:: Data records ::
** START **

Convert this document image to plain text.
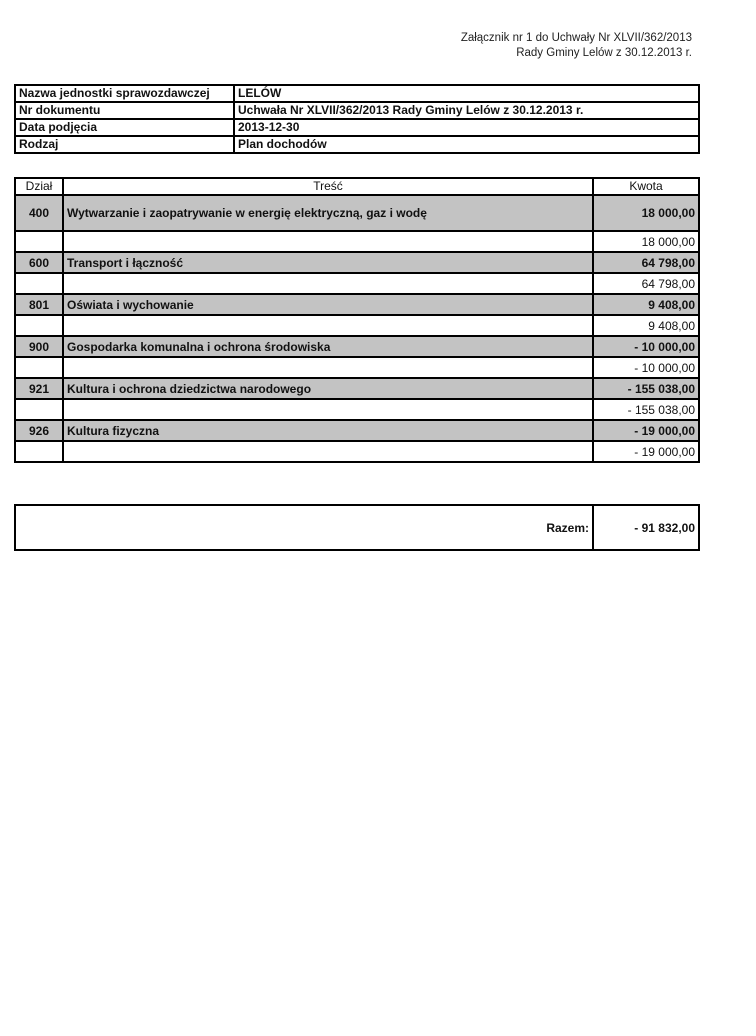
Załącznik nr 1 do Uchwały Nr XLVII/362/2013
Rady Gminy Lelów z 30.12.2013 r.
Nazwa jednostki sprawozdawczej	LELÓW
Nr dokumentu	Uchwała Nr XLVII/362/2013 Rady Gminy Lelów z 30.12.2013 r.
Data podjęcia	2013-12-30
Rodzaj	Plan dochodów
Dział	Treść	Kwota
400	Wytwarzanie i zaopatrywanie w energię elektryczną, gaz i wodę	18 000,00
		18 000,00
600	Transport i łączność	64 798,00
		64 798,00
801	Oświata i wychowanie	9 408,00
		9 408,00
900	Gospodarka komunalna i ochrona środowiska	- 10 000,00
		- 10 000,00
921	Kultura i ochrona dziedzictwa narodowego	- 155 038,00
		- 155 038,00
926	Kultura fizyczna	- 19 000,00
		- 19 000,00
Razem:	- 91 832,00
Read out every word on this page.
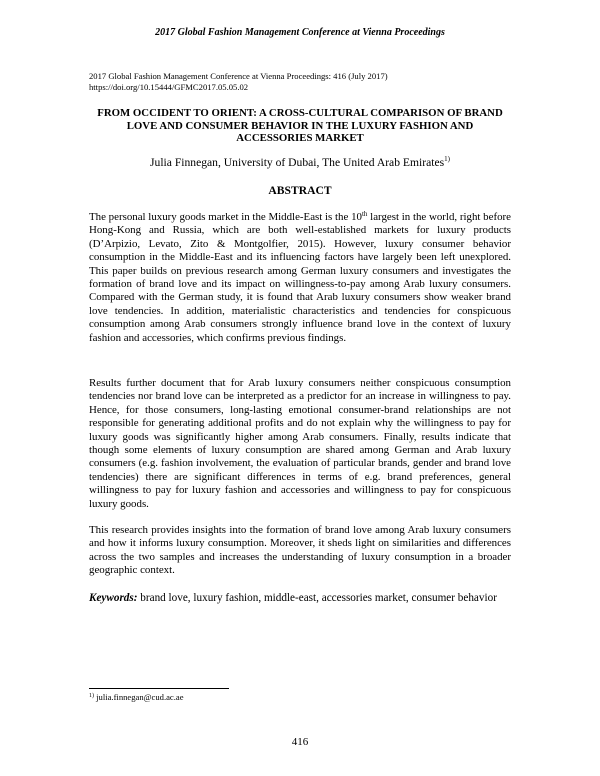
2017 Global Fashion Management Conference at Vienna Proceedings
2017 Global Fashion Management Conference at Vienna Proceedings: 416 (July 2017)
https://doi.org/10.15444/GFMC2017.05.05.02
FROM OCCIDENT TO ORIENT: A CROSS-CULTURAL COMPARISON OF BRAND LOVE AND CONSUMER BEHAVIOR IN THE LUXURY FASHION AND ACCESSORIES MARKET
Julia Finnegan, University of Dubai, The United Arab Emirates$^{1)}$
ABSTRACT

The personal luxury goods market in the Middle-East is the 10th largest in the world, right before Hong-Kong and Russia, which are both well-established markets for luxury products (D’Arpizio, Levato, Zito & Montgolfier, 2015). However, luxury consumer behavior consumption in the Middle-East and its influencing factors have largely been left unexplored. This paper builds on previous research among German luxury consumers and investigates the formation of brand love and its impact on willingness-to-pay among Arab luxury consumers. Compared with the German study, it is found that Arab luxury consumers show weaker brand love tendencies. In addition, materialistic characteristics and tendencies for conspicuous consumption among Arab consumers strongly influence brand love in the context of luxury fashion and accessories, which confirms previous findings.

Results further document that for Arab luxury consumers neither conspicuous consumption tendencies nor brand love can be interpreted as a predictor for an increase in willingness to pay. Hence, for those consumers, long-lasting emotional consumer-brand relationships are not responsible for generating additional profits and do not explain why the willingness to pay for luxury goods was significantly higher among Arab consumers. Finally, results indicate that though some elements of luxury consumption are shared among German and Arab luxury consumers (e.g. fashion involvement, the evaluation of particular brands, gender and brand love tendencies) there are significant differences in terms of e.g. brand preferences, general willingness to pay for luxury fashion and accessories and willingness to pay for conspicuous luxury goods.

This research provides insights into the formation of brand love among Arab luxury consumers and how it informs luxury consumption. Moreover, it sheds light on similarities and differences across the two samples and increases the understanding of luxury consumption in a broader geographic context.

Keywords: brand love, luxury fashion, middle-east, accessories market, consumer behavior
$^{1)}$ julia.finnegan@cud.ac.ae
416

** END **
** START **

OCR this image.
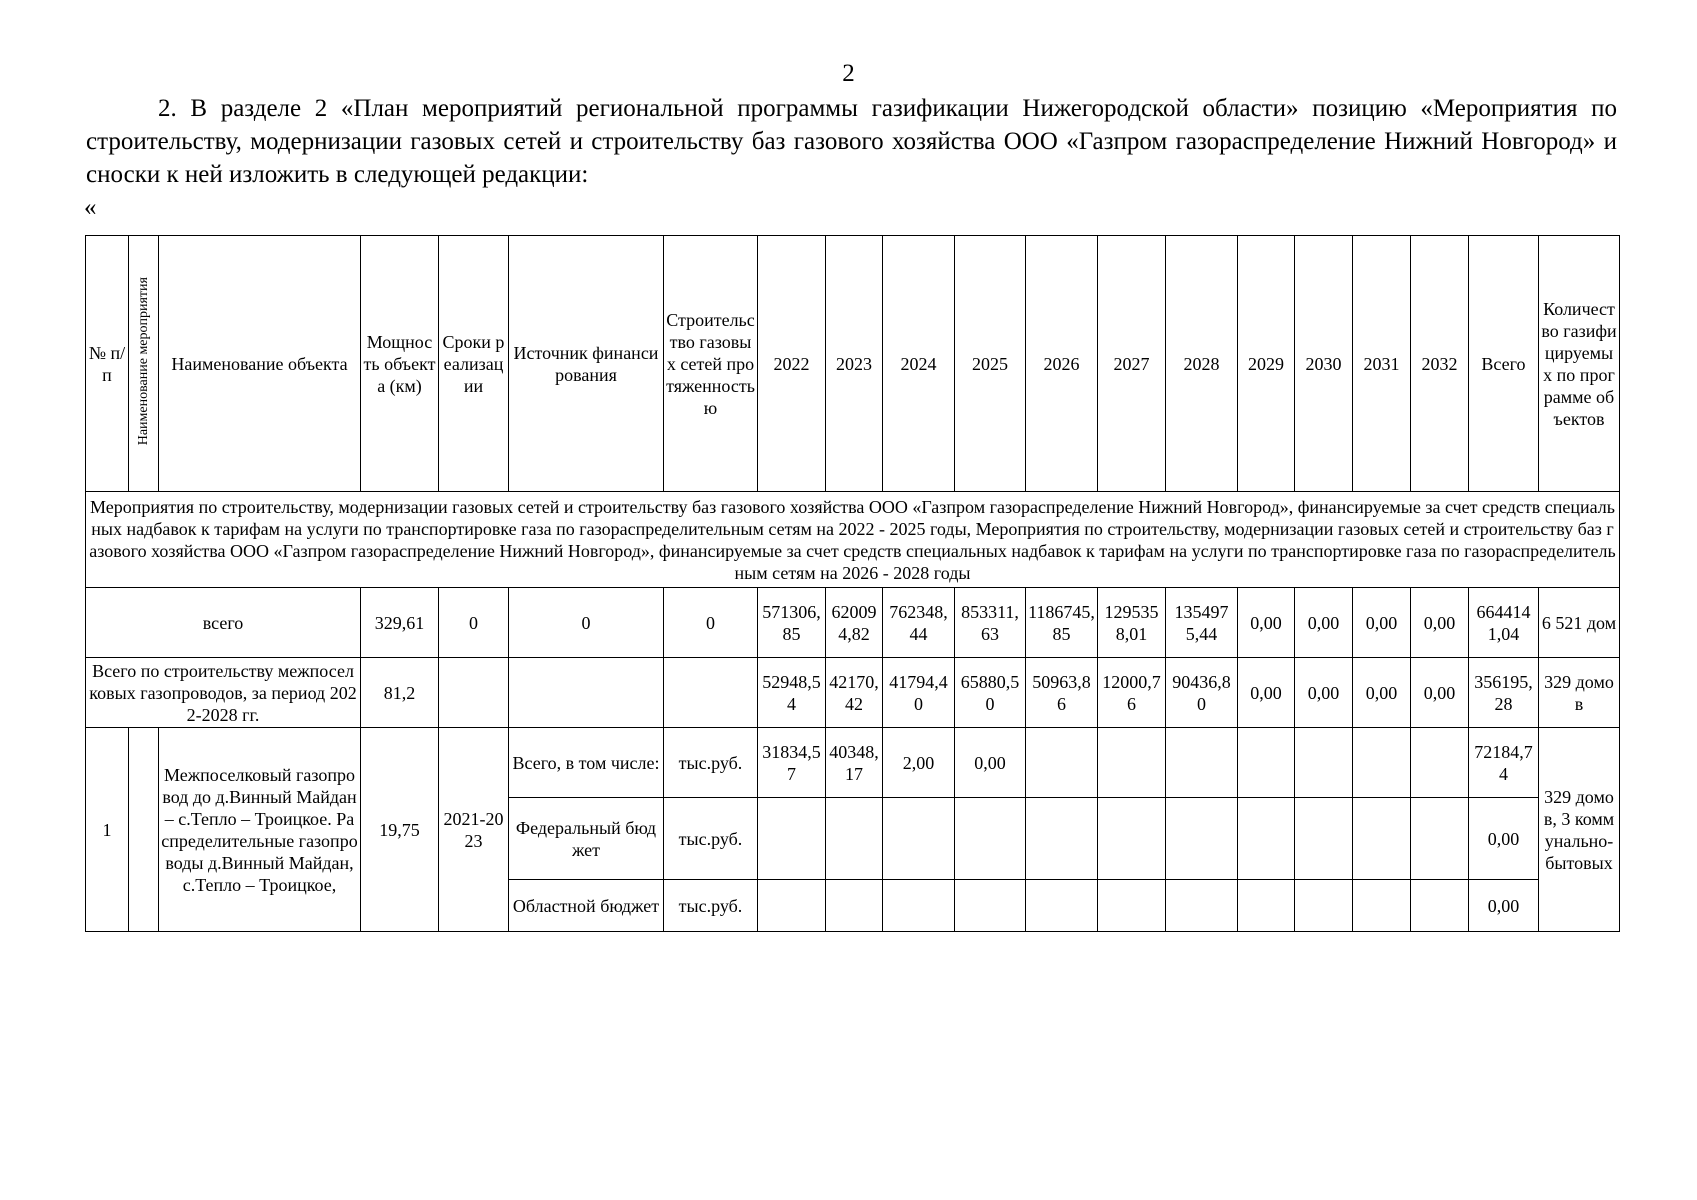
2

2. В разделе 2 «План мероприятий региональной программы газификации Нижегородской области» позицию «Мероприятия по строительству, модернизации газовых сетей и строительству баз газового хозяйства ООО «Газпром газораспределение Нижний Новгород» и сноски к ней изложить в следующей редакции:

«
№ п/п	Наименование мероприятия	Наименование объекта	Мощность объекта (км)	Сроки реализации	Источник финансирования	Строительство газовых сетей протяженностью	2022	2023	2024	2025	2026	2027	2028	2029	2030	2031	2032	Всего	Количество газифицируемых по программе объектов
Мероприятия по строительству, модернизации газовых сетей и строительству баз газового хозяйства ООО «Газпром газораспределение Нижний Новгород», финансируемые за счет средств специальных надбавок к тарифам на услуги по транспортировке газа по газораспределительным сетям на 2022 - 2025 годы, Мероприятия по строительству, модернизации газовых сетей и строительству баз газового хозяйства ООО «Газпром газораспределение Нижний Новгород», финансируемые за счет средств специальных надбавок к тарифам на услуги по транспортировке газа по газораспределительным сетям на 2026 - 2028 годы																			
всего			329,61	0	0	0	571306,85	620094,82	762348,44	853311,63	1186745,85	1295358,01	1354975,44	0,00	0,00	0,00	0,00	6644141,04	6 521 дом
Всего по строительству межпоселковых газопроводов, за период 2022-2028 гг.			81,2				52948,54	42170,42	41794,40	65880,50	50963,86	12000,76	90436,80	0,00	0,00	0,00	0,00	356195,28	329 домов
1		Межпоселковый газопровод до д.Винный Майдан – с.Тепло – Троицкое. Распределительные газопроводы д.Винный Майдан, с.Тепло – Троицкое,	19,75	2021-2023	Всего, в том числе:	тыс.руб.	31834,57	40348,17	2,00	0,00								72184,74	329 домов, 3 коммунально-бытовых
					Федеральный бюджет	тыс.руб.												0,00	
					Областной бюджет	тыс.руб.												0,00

** END **

:: What is asked ::
Copy in full each line that holds the word "Gminy".

:: Task output ::
Rady Gminy Lelów z 30.12.2013 r.
Nr dokumentu	Uchwała Nr XLVII/362/2013 Rady Gminy Lelów z 30.12.2013 r.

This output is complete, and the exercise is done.